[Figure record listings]
# # # # #
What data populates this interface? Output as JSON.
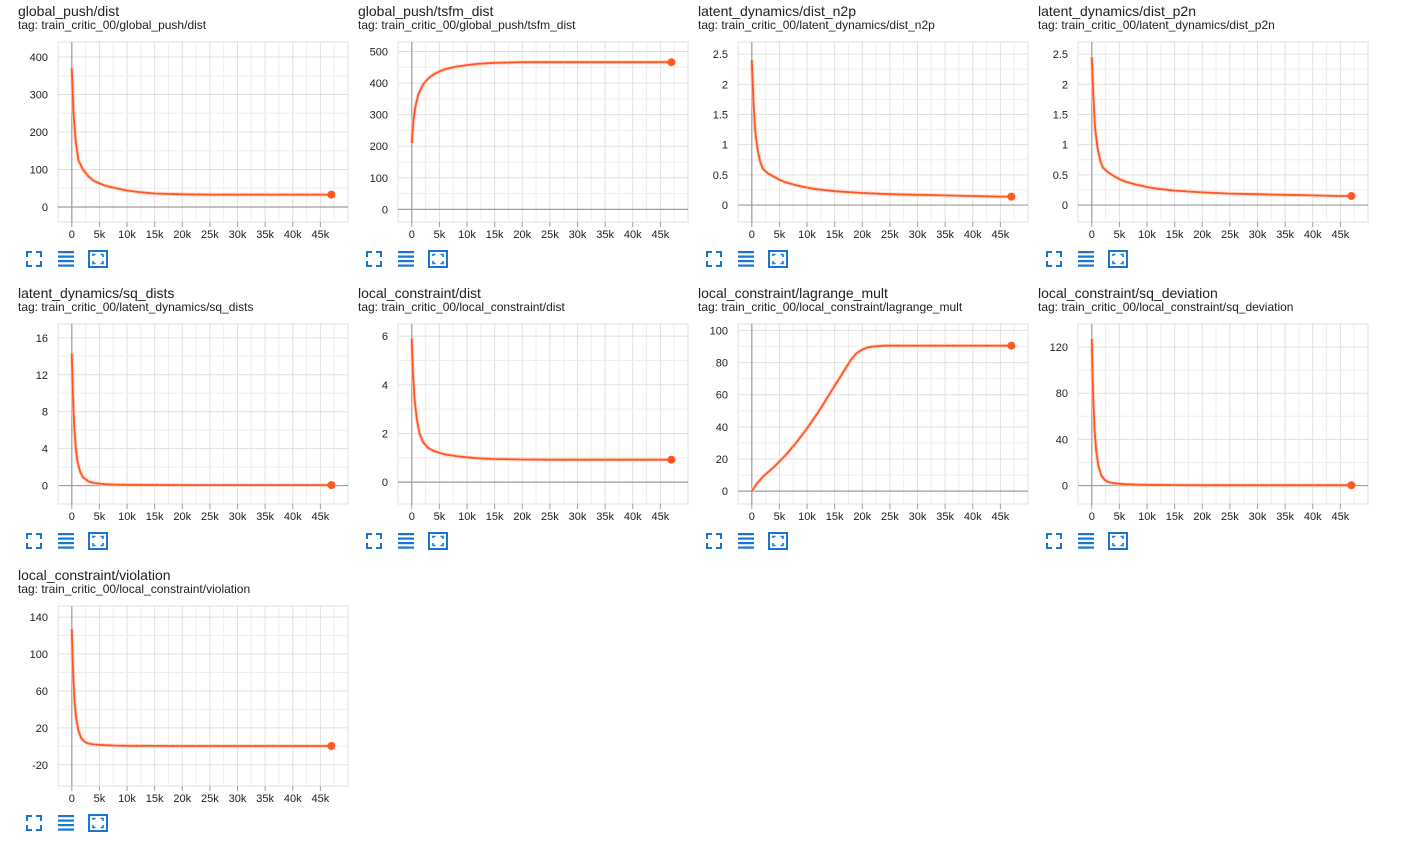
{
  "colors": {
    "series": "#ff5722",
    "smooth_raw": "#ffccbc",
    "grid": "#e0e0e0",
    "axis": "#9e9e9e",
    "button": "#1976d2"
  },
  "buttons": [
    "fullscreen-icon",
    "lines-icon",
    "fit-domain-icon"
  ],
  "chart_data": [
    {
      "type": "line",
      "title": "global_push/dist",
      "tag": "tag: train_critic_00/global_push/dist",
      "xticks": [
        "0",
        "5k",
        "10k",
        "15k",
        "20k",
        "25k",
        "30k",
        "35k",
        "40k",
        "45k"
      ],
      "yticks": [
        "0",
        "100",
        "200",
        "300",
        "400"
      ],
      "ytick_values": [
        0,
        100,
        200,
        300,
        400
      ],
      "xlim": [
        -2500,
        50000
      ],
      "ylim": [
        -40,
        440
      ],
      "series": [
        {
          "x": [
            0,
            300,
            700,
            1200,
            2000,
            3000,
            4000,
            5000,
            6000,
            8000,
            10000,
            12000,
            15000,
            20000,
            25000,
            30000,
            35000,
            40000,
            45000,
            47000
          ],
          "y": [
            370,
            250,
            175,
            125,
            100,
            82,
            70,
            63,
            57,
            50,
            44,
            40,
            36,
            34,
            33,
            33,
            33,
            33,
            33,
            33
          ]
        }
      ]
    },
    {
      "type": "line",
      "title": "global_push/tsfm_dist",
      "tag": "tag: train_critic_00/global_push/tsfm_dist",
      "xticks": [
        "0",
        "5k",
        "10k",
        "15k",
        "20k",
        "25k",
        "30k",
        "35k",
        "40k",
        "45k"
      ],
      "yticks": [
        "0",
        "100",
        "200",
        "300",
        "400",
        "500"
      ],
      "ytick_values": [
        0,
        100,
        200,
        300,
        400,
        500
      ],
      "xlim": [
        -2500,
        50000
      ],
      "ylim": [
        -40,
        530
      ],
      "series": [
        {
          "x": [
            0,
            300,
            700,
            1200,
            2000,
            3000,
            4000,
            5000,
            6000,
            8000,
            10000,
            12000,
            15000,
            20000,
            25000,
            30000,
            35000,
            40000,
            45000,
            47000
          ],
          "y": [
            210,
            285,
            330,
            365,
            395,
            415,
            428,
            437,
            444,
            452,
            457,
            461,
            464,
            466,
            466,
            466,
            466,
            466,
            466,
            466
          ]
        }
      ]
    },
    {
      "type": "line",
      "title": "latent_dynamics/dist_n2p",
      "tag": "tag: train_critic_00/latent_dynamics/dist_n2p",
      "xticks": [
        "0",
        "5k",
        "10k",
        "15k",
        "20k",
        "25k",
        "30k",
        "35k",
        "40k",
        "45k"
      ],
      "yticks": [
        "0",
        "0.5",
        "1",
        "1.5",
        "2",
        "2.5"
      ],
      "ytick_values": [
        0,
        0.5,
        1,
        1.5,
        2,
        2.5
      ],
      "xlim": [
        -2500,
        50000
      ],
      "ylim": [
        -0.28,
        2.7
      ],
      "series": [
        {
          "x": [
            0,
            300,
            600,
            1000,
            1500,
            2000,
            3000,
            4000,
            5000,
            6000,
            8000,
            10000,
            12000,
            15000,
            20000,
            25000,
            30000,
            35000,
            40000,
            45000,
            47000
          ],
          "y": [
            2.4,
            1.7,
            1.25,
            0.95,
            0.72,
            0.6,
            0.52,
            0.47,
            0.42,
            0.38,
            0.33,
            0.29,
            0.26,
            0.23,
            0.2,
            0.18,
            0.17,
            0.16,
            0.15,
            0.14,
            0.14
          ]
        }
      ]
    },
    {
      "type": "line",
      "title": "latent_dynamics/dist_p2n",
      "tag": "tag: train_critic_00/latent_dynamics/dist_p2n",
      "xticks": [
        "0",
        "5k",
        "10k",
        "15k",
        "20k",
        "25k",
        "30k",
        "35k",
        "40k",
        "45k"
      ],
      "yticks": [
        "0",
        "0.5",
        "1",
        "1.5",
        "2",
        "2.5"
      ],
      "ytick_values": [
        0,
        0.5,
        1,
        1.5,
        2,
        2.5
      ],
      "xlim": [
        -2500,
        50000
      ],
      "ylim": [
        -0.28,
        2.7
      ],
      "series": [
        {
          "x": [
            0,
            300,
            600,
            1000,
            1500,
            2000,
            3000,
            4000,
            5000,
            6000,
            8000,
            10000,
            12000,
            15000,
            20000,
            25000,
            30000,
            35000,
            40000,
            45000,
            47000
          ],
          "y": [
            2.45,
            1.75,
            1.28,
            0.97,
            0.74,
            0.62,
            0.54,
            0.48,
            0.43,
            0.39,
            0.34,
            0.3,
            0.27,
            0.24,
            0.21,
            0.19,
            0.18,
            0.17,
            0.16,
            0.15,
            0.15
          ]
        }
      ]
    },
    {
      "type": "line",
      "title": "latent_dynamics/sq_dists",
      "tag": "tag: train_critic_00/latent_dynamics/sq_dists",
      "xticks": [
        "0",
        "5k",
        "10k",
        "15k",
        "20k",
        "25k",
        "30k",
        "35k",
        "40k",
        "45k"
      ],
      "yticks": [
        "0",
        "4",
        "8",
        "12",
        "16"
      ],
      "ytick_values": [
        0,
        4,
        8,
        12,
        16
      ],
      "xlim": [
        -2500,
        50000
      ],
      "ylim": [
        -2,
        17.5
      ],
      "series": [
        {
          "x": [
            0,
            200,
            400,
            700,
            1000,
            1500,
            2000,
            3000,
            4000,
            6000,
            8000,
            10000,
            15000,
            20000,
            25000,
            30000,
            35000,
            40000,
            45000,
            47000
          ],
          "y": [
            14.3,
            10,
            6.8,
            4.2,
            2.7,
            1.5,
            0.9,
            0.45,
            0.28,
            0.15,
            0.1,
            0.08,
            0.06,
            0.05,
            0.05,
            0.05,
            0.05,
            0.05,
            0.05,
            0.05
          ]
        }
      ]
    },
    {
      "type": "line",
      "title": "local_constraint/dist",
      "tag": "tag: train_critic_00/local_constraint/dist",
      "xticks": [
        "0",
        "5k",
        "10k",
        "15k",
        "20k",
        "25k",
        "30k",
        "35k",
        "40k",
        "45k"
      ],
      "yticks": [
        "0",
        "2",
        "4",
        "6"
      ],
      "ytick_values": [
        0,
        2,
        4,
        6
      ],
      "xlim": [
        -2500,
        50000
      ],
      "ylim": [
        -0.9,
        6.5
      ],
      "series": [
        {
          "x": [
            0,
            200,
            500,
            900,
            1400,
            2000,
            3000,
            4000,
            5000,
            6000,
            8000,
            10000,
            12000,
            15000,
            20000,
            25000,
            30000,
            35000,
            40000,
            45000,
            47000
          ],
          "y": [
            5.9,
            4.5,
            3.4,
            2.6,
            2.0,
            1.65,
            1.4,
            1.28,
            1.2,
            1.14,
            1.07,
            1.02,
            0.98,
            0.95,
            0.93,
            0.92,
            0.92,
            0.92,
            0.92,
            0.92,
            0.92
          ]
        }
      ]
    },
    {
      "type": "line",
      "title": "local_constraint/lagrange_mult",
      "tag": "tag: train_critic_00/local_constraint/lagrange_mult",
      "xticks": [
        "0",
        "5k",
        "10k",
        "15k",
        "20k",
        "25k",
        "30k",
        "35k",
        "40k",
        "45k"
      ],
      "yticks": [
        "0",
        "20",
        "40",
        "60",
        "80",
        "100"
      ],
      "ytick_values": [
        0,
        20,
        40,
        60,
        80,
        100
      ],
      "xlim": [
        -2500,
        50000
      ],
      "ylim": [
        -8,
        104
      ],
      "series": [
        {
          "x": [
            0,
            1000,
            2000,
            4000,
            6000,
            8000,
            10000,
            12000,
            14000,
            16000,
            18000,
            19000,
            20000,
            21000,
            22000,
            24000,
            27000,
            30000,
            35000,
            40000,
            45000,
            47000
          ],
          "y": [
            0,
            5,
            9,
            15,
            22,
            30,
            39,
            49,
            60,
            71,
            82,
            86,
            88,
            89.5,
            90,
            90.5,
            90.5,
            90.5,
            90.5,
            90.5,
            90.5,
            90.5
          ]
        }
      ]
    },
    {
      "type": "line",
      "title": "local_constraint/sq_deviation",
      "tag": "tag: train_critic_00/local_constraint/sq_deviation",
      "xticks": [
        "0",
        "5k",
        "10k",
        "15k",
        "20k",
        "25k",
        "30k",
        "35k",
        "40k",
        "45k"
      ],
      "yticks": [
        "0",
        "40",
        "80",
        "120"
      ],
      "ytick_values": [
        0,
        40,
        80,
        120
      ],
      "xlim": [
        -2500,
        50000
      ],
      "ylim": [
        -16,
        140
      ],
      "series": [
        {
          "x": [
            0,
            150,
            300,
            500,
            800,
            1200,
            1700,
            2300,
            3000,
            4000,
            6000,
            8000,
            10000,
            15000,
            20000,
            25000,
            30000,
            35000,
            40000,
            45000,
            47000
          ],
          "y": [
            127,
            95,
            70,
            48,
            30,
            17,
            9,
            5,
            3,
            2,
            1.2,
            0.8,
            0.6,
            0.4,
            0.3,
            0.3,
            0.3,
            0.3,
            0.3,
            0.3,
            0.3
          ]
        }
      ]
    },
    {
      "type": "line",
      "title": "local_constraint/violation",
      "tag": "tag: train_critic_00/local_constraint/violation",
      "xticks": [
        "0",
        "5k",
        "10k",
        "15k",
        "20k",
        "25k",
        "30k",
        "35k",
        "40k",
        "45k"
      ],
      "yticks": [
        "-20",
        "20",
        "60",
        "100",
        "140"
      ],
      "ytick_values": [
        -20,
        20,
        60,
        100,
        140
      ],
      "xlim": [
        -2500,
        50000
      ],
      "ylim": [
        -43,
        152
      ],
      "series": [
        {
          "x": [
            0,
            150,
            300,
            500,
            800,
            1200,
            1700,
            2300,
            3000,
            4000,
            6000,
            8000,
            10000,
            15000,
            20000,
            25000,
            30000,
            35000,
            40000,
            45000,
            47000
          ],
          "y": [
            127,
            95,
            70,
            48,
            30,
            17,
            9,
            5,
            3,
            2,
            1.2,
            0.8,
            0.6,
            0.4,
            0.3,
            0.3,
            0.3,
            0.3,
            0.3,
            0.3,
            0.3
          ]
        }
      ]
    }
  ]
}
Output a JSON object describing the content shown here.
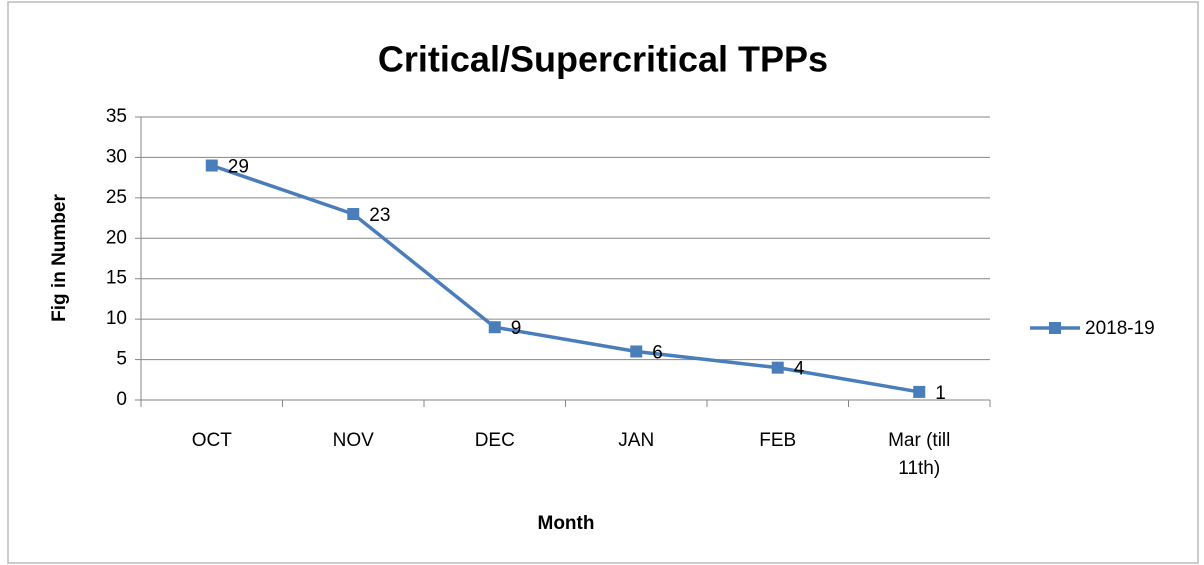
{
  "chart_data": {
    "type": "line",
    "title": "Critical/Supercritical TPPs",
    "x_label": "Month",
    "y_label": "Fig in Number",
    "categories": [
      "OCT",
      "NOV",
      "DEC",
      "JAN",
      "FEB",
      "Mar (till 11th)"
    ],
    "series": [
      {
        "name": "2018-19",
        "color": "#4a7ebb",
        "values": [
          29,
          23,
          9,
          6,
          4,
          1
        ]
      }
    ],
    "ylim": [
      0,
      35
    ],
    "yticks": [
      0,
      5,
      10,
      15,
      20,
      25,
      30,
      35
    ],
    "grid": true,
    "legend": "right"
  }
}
# # # # #
Exactly the lines from the line with "Output a JSON" through the last line of the listing, both included, should be extracted, and the pictures left behind.

Output a JSON object describing the content shown here.
{
  "chart_data": {
    "type": "line",
    "title": "Critical/Supercritical TPPs",
    "x_label": "Month",
    "y_label": "Fig in Number",
    "categories": [
      "OCT",
      "NOV",
      "DEC",
      "JAN",
      "FEB",
      "Mar (till 11th)"
    ],
    "series": [
      {
        "name": "2018-19",
        "color": "#4a7ebb",
        "values": [
          29,
          23,
          9,
          6,
          4,
          1
        ]
      }
    ],
    "ylim": [
      0,
      35
    ],
    "yticks": [
      0,
      5,
      10,
      15,
      20,
      25,
      30,
      35
    ],
    "grid": true,
    "legend": "right"
  }
}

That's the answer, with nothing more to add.